Look through the data below and return each line where "name" appears.

# The records start

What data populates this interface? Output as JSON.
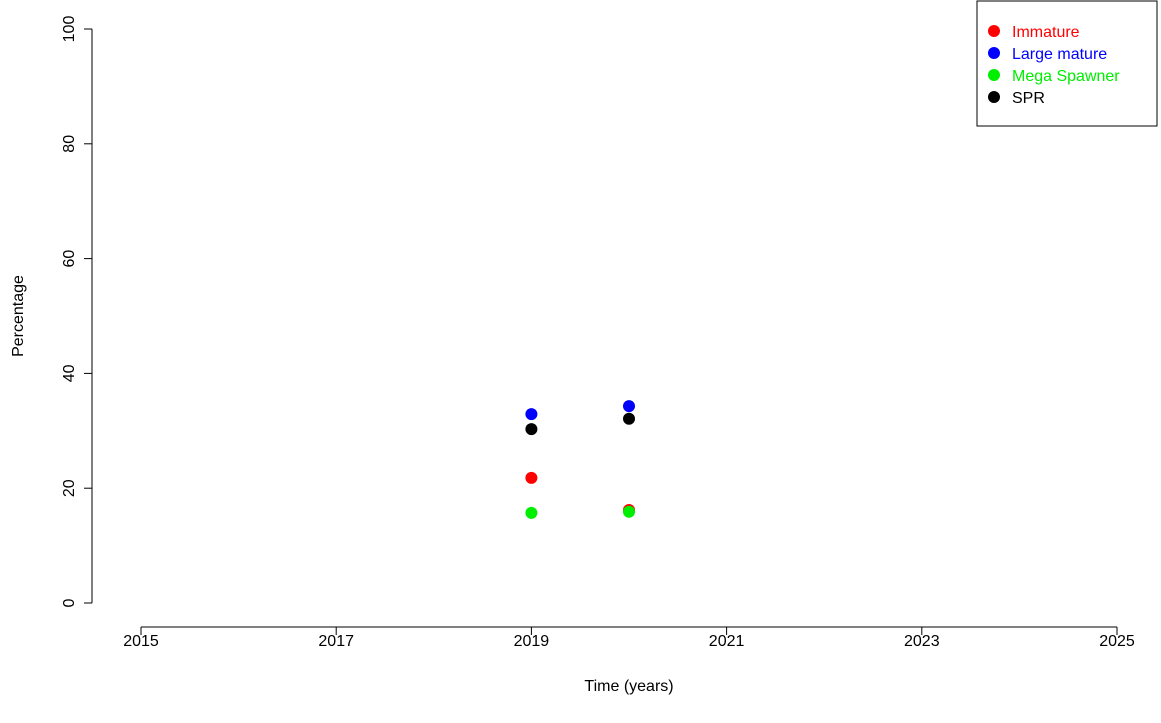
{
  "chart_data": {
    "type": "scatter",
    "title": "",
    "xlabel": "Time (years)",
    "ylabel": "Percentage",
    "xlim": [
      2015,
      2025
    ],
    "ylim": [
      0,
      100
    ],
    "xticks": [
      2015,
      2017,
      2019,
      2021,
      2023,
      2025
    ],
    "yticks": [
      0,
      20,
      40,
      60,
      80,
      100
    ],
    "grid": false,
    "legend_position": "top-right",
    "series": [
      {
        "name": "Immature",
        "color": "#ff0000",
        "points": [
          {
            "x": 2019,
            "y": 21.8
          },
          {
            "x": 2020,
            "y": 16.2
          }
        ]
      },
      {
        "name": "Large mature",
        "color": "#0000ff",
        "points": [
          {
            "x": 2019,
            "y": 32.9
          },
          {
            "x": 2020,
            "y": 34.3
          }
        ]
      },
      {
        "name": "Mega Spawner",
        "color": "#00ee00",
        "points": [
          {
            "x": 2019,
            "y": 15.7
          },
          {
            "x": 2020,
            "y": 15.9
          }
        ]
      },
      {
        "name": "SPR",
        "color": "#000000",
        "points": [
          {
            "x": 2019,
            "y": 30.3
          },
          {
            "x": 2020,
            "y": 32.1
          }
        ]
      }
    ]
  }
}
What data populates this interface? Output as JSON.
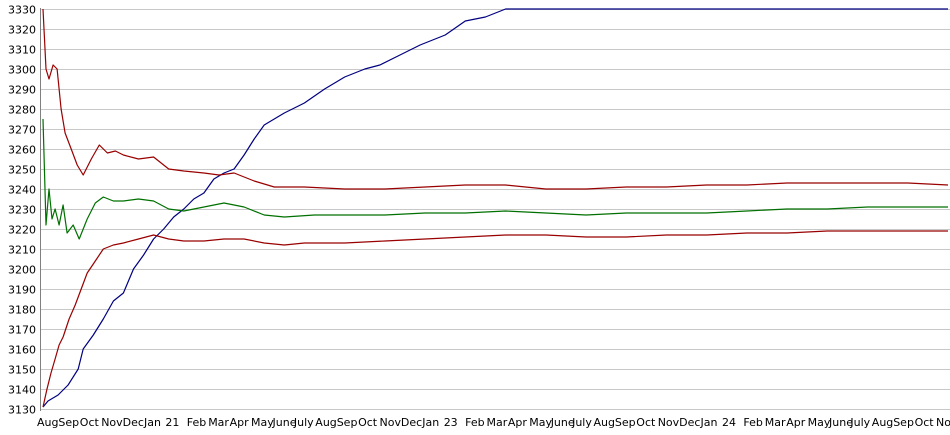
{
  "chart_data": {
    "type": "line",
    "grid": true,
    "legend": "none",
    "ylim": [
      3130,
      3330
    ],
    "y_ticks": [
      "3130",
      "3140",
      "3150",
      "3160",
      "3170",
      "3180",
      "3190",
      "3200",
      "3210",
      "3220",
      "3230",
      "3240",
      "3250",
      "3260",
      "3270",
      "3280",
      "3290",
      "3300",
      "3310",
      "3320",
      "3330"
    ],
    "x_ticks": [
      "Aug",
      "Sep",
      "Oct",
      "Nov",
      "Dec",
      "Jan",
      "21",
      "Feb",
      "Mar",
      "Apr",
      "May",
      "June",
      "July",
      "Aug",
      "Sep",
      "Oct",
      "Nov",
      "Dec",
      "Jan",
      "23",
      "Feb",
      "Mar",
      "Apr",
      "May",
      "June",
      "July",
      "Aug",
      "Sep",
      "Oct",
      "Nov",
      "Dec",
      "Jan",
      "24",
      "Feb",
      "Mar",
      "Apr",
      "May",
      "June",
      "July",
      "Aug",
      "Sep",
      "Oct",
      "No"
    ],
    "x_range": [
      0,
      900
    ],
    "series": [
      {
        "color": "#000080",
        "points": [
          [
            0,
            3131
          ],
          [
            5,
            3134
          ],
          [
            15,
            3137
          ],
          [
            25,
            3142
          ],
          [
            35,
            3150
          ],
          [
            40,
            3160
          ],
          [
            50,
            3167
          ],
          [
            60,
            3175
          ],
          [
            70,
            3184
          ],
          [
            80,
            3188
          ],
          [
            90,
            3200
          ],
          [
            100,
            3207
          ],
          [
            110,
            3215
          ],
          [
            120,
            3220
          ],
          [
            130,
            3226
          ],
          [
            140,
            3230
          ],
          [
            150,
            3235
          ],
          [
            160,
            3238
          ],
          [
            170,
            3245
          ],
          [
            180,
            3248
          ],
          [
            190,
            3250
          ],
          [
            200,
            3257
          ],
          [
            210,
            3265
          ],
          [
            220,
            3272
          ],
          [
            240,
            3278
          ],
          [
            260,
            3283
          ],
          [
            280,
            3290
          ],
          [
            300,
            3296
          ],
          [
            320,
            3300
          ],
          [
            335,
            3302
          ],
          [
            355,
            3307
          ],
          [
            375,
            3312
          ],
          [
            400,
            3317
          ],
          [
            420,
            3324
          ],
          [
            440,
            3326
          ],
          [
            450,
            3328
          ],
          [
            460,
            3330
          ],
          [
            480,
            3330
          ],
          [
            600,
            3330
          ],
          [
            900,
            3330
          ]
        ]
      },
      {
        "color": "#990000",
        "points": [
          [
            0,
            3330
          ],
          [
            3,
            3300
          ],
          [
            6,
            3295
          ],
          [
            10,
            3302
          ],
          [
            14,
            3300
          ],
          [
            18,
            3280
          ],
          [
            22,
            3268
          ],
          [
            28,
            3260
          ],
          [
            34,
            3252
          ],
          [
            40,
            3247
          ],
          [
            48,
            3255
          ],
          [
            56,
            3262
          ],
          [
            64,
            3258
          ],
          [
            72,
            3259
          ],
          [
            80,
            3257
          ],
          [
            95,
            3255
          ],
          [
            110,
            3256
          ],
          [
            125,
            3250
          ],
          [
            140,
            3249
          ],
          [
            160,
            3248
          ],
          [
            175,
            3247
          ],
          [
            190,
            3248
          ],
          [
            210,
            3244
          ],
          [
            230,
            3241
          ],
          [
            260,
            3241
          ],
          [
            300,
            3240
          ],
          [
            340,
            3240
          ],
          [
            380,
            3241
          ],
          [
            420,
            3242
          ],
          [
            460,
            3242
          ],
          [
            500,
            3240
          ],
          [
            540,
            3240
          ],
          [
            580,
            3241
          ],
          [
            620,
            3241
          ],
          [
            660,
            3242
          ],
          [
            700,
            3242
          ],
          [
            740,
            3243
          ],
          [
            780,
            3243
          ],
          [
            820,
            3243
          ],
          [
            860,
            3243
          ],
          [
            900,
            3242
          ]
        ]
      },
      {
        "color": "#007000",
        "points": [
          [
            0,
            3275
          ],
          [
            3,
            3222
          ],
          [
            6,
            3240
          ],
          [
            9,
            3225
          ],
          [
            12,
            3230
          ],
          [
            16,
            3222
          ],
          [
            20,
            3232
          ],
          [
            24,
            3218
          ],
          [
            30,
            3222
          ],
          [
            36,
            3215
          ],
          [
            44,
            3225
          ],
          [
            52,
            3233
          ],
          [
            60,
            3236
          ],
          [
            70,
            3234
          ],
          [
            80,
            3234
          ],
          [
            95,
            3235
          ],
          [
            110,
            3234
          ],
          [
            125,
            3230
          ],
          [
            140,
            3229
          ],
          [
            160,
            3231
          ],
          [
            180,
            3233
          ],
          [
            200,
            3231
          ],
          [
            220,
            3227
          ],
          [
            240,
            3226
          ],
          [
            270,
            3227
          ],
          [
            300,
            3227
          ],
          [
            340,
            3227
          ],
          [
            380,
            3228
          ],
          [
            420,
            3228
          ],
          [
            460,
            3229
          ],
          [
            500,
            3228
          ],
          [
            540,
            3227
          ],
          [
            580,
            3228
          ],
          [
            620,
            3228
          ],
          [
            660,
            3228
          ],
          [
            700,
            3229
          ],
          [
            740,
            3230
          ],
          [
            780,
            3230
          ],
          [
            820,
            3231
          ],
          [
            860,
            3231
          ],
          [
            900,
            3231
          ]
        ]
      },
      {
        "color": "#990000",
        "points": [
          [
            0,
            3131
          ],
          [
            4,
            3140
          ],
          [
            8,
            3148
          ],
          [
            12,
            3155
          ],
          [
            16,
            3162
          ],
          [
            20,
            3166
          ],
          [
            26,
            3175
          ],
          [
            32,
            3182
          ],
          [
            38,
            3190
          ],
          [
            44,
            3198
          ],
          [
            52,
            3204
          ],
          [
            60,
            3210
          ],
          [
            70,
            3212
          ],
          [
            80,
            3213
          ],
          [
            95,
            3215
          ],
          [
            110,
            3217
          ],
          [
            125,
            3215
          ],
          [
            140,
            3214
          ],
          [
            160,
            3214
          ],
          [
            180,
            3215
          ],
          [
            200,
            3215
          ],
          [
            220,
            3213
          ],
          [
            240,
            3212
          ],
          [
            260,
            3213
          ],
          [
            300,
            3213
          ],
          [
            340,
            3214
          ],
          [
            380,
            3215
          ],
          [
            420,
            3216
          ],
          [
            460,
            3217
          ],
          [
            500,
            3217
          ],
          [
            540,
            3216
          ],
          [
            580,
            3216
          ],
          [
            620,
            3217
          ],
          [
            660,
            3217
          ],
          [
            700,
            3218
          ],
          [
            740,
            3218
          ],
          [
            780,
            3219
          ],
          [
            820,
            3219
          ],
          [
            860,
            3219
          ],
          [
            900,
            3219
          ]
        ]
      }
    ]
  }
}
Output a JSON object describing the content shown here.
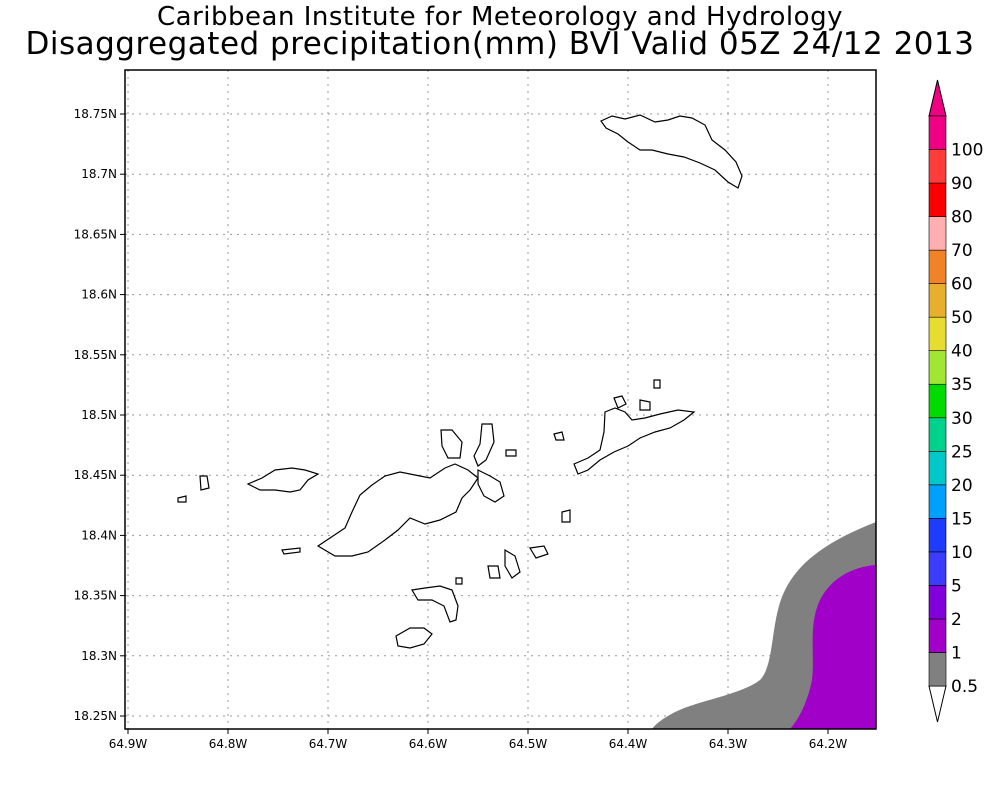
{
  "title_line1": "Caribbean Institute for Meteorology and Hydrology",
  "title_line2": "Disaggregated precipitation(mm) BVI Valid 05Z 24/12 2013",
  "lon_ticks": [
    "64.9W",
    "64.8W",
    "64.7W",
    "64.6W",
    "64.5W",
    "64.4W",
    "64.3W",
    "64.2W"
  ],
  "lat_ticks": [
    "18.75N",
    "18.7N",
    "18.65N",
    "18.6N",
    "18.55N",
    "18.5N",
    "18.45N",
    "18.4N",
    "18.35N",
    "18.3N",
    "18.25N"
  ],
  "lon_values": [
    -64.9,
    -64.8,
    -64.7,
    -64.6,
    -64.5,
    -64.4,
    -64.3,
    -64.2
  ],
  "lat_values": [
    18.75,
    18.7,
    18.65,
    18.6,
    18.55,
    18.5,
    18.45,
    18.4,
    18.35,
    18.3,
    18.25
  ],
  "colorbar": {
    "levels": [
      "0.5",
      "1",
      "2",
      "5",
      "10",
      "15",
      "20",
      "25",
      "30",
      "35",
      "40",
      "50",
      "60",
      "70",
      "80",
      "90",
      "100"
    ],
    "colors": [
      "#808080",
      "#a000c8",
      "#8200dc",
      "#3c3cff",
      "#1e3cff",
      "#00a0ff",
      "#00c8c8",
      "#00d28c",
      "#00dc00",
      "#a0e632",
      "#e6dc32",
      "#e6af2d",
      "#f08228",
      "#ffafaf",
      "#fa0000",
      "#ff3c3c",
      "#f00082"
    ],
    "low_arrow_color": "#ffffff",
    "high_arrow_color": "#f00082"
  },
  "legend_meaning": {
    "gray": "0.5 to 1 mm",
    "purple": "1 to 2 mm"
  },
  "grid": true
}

# The records end

| Output of the exercise |
        "name": "Immature",
        "name": "Large mature",
        "name": "Mega Spawner",
        "name": "SPR",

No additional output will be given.